**Aim of the exercise**.
Locate all lines in the data below that hold "ierīces" and show them.

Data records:

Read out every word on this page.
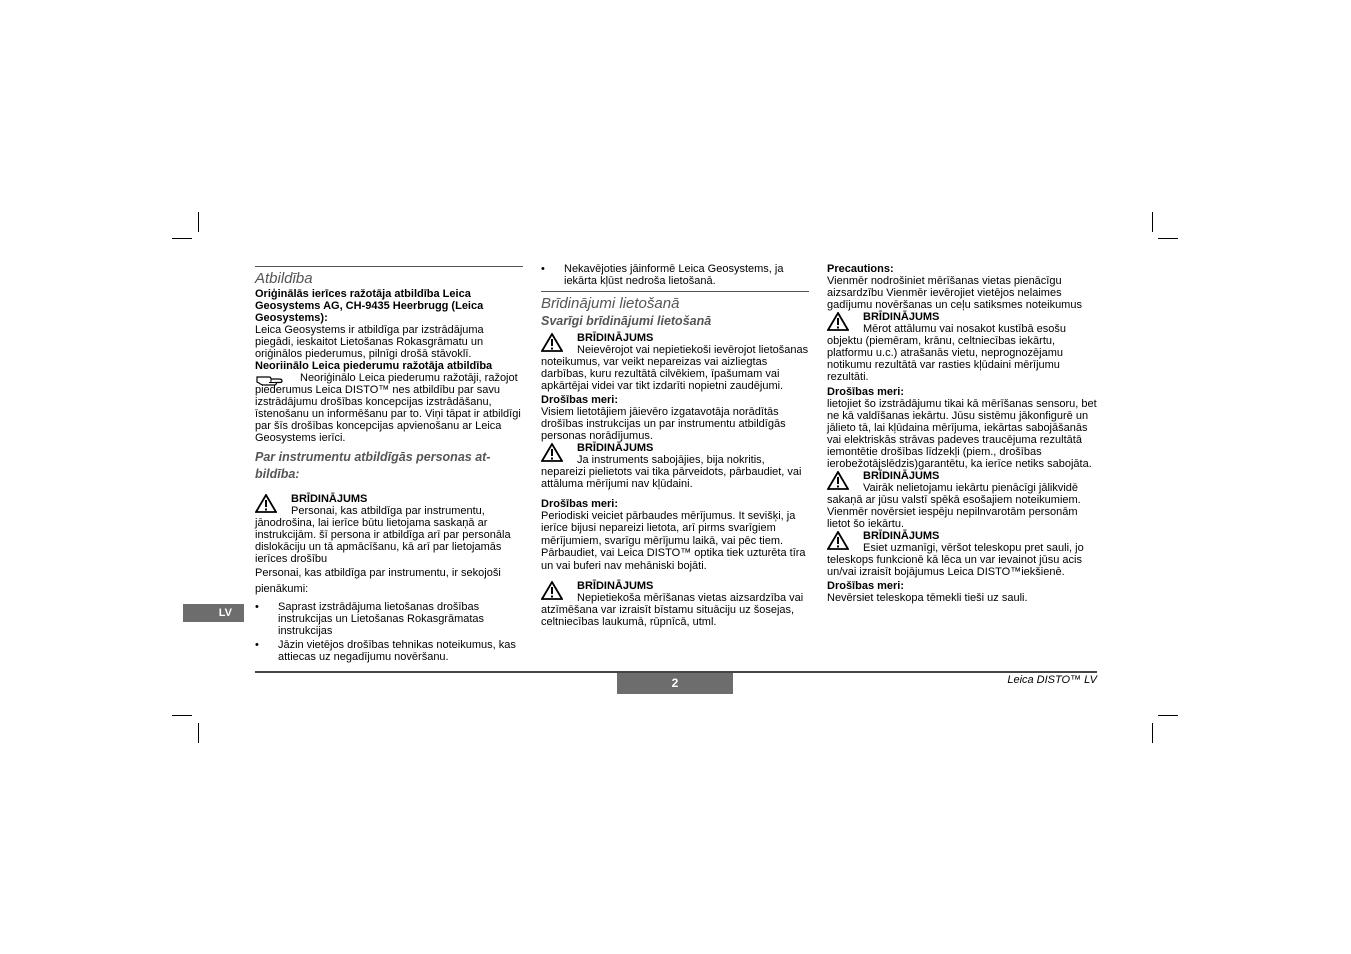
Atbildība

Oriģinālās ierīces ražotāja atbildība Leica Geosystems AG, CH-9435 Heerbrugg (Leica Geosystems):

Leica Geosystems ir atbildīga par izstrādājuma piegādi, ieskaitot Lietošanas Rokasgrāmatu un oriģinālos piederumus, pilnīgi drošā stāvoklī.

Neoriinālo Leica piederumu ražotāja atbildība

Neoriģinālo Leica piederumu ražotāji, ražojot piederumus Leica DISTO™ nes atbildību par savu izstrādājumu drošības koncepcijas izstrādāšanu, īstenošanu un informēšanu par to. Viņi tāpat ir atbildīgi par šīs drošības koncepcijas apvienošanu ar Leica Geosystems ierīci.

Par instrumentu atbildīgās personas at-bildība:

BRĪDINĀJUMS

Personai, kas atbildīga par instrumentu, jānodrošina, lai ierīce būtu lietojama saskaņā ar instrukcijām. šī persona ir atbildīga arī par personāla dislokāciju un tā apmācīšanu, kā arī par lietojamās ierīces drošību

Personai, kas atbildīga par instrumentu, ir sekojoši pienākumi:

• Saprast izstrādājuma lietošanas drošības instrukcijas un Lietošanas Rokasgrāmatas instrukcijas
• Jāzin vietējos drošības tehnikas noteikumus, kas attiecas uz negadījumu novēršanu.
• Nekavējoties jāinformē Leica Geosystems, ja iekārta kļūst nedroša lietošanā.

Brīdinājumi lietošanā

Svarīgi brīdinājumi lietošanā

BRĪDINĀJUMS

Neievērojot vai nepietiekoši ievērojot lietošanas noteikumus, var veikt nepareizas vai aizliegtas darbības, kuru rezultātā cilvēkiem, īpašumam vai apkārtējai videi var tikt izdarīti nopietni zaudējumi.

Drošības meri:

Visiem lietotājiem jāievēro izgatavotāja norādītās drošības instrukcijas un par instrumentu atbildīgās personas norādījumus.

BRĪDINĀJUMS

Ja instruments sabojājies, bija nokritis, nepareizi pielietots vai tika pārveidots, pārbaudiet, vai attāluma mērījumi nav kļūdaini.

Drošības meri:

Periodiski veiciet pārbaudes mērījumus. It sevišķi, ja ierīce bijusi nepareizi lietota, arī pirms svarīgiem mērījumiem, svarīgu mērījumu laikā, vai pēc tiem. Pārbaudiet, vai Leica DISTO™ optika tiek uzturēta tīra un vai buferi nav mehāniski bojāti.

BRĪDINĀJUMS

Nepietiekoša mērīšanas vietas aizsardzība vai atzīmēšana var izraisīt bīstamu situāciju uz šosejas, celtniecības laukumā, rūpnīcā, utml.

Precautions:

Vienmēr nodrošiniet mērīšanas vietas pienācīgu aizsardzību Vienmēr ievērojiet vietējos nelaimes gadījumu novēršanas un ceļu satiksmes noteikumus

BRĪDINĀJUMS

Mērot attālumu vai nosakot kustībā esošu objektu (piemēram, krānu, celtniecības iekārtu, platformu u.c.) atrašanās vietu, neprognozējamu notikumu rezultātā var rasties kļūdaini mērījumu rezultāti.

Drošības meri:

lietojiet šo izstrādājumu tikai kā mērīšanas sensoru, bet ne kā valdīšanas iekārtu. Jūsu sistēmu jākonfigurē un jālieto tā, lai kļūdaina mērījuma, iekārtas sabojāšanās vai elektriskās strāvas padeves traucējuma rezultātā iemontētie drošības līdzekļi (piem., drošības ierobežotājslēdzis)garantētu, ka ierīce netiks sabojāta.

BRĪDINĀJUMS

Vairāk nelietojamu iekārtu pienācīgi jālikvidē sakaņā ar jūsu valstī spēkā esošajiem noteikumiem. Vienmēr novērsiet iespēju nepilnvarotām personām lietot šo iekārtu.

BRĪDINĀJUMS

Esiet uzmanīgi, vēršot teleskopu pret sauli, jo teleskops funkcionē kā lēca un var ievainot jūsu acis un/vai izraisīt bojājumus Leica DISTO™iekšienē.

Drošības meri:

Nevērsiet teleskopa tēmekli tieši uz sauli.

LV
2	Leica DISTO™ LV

* * *

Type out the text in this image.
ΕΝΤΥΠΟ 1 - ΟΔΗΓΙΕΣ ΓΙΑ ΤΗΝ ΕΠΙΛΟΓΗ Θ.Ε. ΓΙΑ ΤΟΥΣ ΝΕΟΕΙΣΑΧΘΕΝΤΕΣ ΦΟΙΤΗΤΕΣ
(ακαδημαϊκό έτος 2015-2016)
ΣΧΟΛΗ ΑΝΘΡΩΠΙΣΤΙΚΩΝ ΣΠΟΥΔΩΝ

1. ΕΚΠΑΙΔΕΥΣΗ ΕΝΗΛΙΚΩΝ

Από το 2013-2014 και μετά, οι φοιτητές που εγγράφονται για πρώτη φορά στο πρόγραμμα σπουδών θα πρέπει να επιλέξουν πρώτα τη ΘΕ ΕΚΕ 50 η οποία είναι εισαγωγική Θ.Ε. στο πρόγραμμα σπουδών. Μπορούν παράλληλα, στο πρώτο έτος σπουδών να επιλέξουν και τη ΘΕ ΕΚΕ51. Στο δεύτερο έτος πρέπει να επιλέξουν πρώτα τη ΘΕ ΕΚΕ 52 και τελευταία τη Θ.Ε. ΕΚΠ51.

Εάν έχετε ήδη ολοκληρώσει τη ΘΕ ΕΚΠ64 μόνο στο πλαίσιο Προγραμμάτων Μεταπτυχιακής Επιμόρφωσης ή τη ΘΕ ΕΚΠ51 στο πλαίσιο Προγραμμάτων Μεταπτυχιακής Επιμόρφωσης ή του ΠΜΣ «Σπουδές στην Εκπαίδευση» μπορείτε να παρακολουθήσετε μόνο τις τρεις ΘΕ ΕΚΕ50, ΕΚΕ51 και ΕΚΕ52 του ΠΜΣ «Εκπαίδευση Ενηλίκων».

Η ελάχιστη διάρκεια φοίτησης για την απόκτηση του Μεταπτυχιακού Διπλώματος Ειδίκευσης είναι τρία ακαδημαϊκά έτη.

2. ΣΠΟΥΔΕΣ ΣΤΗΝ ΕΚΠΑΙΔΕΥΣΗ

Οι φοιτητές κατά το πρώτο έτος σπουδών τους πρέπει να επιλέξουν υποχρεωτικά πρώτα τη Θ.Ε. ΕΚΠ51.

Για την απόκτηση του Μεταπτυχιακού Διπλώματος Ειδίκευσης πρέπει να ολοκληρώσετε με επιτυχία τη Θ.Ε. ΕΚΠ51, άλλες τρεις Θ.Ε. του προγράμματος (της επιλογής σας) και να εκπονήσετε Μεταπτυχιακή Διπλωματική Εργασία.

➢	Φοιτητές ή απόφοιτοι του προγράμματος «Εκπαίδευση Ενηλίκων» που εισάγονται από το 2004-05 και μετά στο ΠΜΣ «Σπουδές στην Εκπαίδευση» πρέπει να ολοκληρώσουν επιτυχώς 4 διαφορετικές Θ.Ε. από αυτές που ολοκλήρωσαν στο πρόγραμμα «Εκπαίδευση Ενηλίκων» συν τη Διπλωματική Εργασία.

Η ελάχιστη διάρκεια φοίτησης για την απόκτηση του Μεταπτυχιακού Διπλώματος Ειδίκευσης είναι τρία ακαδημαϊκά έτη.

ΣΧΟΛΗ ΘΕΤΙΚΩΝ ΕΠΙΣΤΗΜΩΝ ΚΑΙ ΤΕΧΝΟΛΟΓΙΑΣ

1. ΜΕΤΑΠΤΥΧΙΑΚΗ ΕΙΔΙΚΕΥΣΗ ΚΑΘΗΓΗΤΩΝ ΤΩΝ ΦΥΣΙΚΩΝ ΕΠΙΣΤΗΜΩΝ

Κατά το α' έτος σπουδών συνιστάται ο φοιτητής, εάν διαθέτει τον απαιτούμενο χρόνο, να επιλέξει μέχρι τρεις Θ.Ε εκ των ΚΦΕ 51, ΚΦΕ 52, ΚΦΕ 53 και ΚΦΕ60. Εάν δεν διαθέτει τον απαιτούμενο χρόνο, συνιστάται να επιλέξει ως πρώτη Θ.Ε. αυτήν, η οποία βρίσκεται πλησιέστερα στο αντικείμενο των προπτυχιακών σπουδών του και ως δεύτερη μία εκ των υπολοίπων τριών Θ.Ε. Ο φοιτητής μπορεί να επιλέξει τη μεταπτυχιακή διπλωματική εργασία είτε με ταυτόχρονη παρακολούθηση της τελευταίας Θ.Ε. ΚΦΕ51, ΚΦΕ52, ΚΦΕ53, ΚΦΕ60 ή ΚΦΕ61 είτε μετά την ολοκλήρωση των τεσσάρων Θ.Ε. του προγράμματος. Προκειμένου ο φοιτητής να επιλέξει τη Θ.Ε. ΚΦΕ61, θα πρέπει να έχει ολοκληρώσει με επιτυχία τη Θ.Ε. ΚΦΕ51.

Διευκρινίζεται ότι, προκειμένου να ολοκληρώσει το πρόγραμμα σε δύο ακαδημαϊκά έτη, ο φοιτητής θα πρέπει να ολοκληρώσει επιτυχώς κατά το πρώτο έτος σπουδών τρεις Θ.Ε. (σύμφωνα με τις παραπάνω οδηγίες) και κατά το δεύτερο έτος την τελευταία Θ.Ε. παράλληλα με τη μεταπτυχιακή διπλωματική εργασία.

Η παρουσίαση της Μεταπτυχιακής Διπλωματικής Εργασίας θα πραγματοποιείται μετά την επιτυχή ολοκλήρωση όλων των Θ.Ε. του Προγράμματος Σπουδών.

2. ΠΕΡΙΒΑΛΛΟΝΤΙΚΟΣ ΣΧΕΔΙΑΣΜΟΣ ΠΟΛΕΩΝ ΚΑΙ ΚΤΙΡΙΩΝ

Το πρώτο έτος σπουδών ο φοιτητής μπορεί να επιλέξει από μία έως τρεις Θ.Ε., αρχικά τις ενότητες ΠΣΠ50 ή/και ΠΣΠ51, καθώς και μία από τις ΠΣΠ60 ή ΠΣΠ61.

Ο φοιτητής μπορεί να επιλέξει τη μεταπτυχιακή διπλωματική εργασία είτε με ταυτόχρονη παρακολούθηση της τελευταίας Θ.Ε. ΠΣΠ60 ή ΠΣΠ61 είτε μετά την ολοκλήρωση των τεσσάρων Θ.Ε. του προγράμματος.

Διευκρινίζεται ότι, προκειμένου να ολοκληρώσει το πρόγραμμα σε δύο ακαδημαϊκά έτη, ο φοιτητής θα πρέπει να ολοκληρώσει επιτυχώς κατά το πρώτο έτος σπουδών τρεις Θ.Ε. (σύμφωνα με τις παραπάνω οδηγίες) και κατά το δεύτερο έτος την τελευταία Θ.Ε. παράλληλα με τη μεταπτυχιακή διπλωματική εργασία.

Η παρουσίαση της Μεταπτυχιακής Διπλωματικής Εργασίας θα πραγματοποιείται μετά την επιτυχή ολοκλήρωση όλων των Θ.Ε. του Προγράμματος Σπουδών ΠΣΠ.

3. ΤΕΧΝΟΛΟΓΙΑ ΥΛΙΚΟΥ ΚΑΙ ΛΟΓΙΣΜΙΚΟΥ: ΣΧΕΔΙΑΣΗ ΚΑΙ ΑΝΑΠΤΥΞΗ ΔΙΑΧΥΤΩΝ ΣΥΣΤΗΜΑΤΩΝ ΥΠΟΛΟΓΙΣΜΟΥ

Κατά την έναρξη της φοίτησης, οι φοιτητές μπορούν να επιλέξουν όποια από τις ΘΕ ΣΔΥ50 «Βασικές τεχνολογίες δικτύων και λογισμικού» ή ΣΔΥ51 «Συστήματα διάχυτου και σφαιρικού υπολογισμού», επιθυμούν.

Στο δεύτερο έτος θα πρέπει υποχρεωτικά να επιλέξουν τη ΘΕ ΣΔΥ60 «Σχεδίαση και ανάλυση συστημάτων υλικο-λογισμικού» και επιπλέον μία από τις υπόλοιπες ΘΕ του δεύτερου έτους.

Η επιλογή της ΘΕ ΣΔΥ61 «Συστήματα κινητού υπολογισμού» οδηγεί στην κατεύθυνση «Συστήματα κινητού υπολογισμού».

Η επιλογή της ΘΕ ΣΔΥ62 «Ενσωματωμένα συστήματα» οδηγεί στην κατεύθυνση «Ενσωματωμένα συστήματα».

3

* * *

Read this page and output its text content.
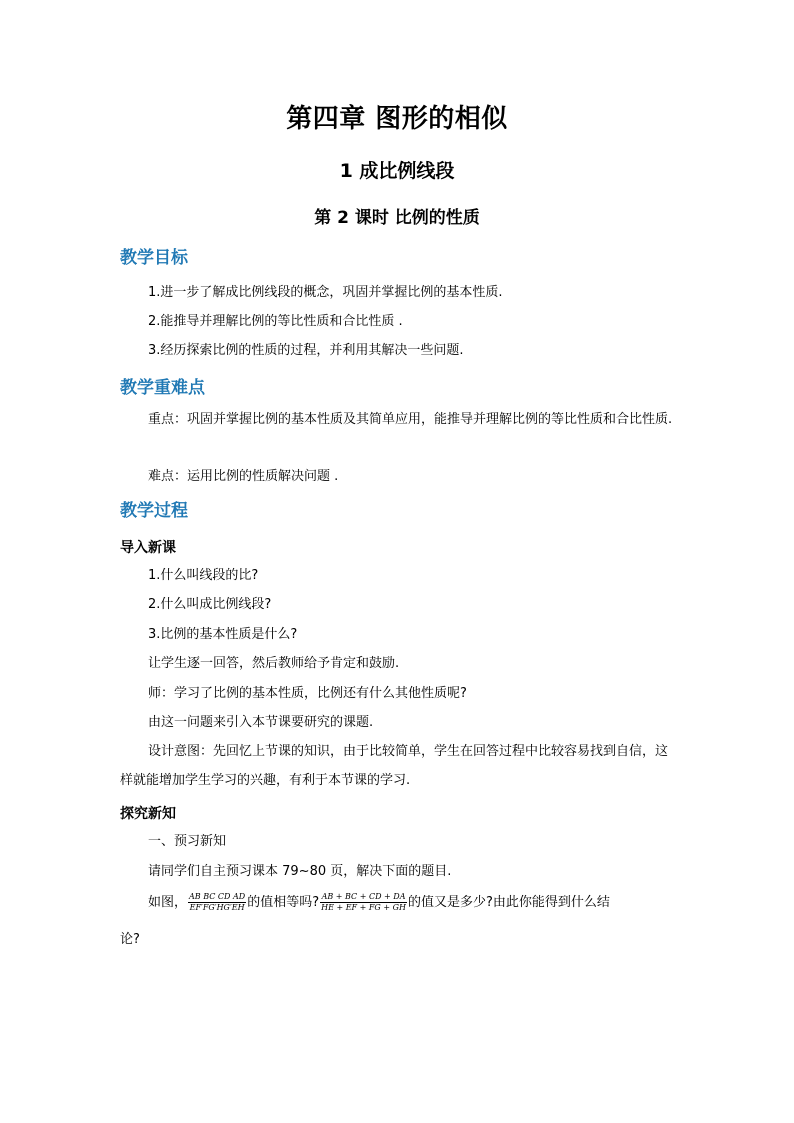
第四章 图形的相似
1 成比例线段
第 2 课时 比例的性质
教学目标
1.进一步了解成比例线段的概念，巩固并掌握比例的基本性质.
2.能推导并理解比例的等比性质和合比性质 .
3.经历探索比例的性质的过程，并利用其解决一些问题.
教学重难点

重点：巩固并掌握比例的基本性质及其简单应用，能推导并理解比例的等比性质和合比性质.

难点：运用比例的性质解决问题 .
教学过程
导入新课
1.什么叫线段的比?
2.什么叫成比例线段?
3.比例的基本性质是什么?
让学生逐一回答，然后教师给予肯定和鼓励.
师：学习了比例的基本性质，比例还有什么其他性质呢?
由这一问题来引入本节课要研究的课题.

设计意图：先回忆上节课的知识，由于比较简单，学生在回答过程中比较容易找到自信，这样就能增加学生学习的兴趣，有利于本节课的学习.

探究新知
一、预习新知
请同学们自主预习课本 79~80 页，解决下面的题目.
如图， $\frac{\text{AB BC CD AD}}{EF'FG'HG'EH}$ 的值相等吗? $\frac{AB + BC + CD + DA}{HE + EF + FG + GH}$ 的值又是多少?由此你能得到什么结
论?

**Answer to the problem**.
Oriģinālās ierīces ražotāja atbildība Leica Geosystems AG, CH-9435 Heerbrugg (Leica Geosystems):
Personai, kas atbildīga par instrumentu, jānodrošina, lai ierīce būtu lietojama saskaņā ar instrukcijām. šī persona ir atbildīga arī par personāla dislokāciju un tā apmācīšanu, kā arī par lietojamās ierīces drošību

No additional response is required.